◆ **Your objective**
Go through the material and write it all out exactly, minus the pictures.

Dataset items
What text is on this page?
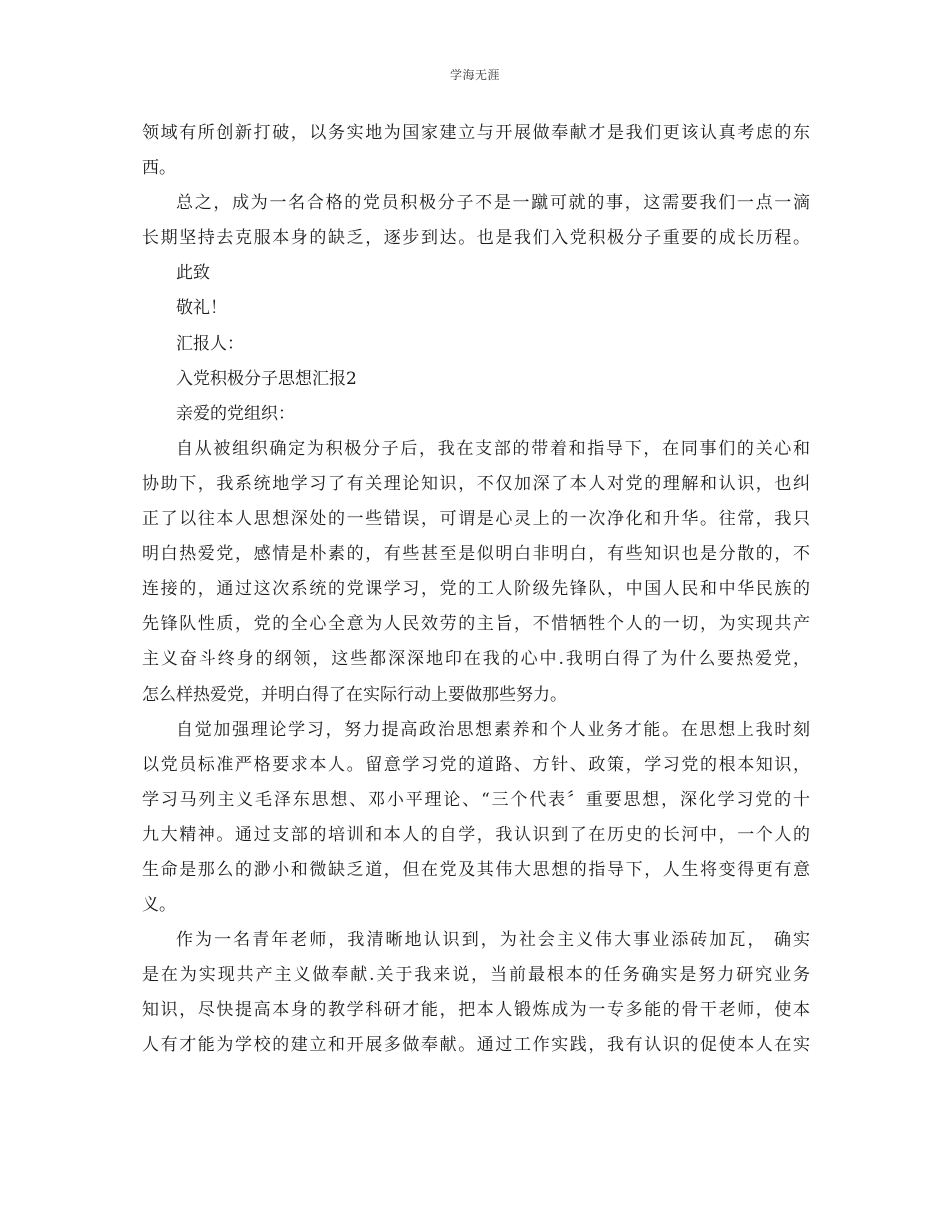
学海无涯
领域有所创新打破，以务实地为国家建立与开展做奉献才是我们更该认真考虑的东
西。
总之，成为一名合格的党员积极分子不是一蹴可就的事，这需要我们一点一滴
长期坚持去克服本身的缺乏，逐步到达。也是我们入党积极分子重要的成长历程。
此致
敬礼！
汇报人：
入党积极分子思想汇报2
亲爱的党组织：
自从被组织确定为积极分子后，我在支部的带着和指导下，在同事们的关心和
协助下，我系统地学习了有关理论知识，不仅加深了本人对党的理解和认识，也纠
正了以往本人思想深处的一些错误，可谓是心灵上的一次净化和升华。往常，我只
明白热爱党，感情是朴素的，有些甚至是似明白非明白，有些知识也是分散的，不
连接的，通过这次系统的党课学习，党的工人阶级先锋队，中国人民和中华民族的
先锋队性质，党的全心全意为人民效劳的主旨，不惜牺牲个人的一切，为实现共产
主义奋斗终身的纲领，这些都深深地印在我的心中.我明白得了为什么要热爱党，
怎么样热爱党，并明白得了在实际行动上要做那些努力。
自觉加强理论学习，努力提高政治思想素养和个人业务才能。在思想上我时刻
以党员标准严格要求本人。留意学习党的道路、方针、政策，学习党的根本知识，
学习马列主义毛泽东思想、邓小平理论、“三个代表〞重要思想，深化学习党的十
九大精神。通过支部的培训和本人的自学，我认识到了在历史的长河中，一个人的
生命是那么的渺小和微缺乏道，但在党及其伟大思想的指导下，人生将变得更有意
义。
作为一名青年老师，我清晰地认识到，为社会主义伟大事业添砖加瓦， 确实
是在为实现共产主义做奉献.关于我来说，当前最根本的任务确实是努力研究业务
知识，尽快提高本身的教学科研才能，把本人锻炼成为一专多能的骨干老师，使本
人有才能为学校的建立和开展多做奉献。通过工作实践，我有认识的促使本人在实
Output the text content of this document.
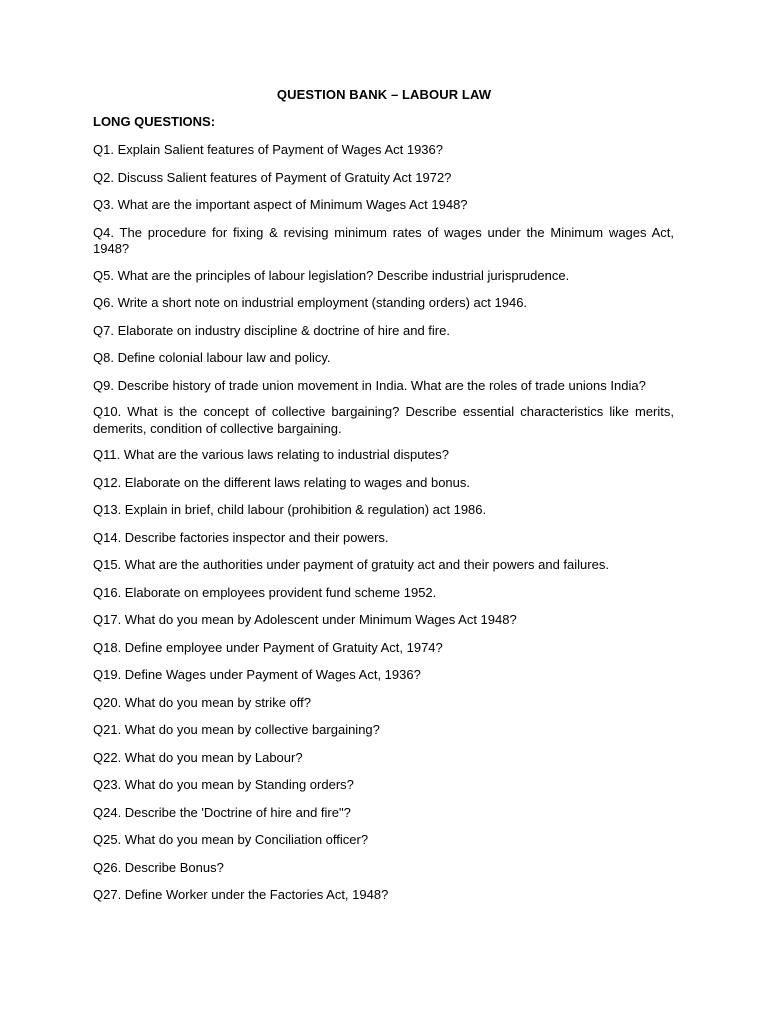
QUESTION BANK – LABOUR LAW
LONG QUESTIONS:
Q1. Explain Salient features of Payment of Wages Act 1936?
Q2. Discuss Salient features of Payment of Gratuity Act 1972?
Q3. What are the important aspect of Minimum Wages Act 1948?
Q4. The procedure for fixing & revising minimum rates of wages under the Minimum wages Act, 1948?
Q5. What are the principles of labour legislation? Describe industrial jurisprudence.
Q6. Write a short note on industrial employment (standing orders) act 1946.
Q7. Elaborate on industry discipline & doctrine of hire and fire.
Q8. Define colonial labour law and policy.
Q9. Describe history of trade union movement in India. What are the roles of trade unions India?
Q10. What is the concept of collective bargaining? Describe essential characteristics like merits, demerits, condition of collective bargaining.
Q11. What are the various laws relating to industrial disputes?
Q12. Elaborate on the different laws relating to wages and bonus.
Q13. Explain in brief, child labour (prohibition & regulation) act 1986.
Q14. Describe factories inspector and their powers.
Q15. What are the authorities under payment of gratuity act and their powers and failures.
Q16. Elaborate on employees provident fund scheme 1952.
Q17. What do you mean by Adolescent under Minimum Wages Act 1948?
Q18. Define employee under Payment of Gratuity Act, 1974?
Q19. Define Wages under Payment of Wages Act, 1936?
Q20. What do you mean by strike off?
Q21. What do you mean by collective bargaining?
Q22. What do you mean by Labour?
Q23. What do you mean by Standing orders?
Q24. Describe the 'Doctrine of hire and fire"?
Q25. What do you mean by Conciliation officer?
Q26. Describe Bonus?
Q27. Define Worker under the Factories Act, 1948?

◆ **Worked solution**
What text is on this page?
学海无涯
领域有所创新打破，以务实地为国家建立与开展做奉献才是我们更该认真考虑的东
西。
总之，成为一名合格的党员积极分子不是一蹴可就的事，这需要我们一点一滴
长期坚持去克服本身的缺乏，逐步到达。也是我们入党积极分子重要的成长历程。
此致
敬礼！
汇报人：
入党积极分子思想汇报2
亲爱的党组织：
自从被组织确定为积极分子后，我在支部的带着和指导下，在同事们的关心和
协助下，我系统地学习了有关理论知识，不仅加深了本人对党的理解和认识，也纠
正了以往本人思想深处的一些错误，可谓是心灵上的一次净化和升华。往常，我只
明白热爱党，感情是朴素的，有些甚至是似明白非明白，有些知识也是分散的，不
连接的，通过这次系统的党课学习，党的工人阶级先锋队，中国人民和中华民族的
先锋队性质，党的全心全意为人民效劳的主旨，不惜牺牲个人的一切，为实现共产
主义奋斗终身的纲领，这些都深深地印在我的心中.我明白得了为什么要热爱党，
怎么样热爱党，并明白得了在实际行动上要做那些努力。
自觉加强理论学习，努力提高政治思想素养和个人业务才能。在思想上我时刻
以党员标准严格要求本人。留意学习党的道路、方针、政策，学习党的根本知识，
学习马列主义毛泽东思想、邓小平理论、“三个代表〞重要思想，深化学习党的十
九大精神。通过支部的培训和本人的自学，我认识到了在历史的长河中，一个人的
生命是那么的渺小和微缺乏道，但在党及其伟大思想的指导下，人生将变得更有意
义。
作为一名青年老师，我清晰地认识到，为社会主义伟大事业添砖加瓦， 确实
是在为实现共产主义做奉献.关于我来说，当前最根本的任务确实是努力研究业务
知识，尽快提高本身的教学科研才能，把本人锻炼成为一专多能的骨干老师，使本
人有才能为学校的建立和开展多做奉献。通过工作实践，我有认识的促使本人在实
Output the text content of this document.
QUESTION BANK – LABOUR LAW
LONG QUESTIONS:
Q1. Explain Salient features of Payment of Wages Act 1936?
Q2. Discuss Salient features of Payment of Gratuity Act 1972?
Q3. What are the important aspect of Minimum Wages Act 1948?
Q4. The procedure for fixing & revising minimum rates of wages under the Minimum wages Act, 1948?
Q5. What are the principles of labour legislation? Describe industrial jurisprudence.
Q6. Write a short note on industrial employment (standing orders) act 1946.
Q7. Elaborate on industry discipline & doctrine of hire and fire.
Q8. Define colonial labour law and policy.
Q9. Describe history of trade union movement in India. What are the roles of trade unions India?
Q10. What is the concept of collective bargaining? Describe essential characteristics like merits, demerits, condition of collective bargaining.
Q11. What are the various laws relating to industrial disputes?
Q12. Elaborate on the different laws relating to wages and bonus.
Q13. Explain in brief, child labour (prohibition & regulation) act 1986.
Q14. Describe factories inspector and their powers.
Q15. What are the authorities under payment of gratuity act and their powers and failures.
Q16. Elaborate on employees provident fund scheme 1952.
Q17. What do you mean by Adolescent under Minimum Wages Act 1948?
Q18. Define employee under Payment of Gratuity Act, 1974?
Q19. Define Wages under Payment of Wages Act, 1936?
Q20. What do you mean by strike off?
Q21. What do you mean by collective bargaining?
Q22. What do you mean by Labour?
Q23. What do you mean by Standing orders?
Q24. Describe the 'Doctrine of hire and fire"?
Q25. What do you mean by Conciliation officer?
Q26. Describe Bonus?
Q27. Define Worker under the Factories Act, 1948?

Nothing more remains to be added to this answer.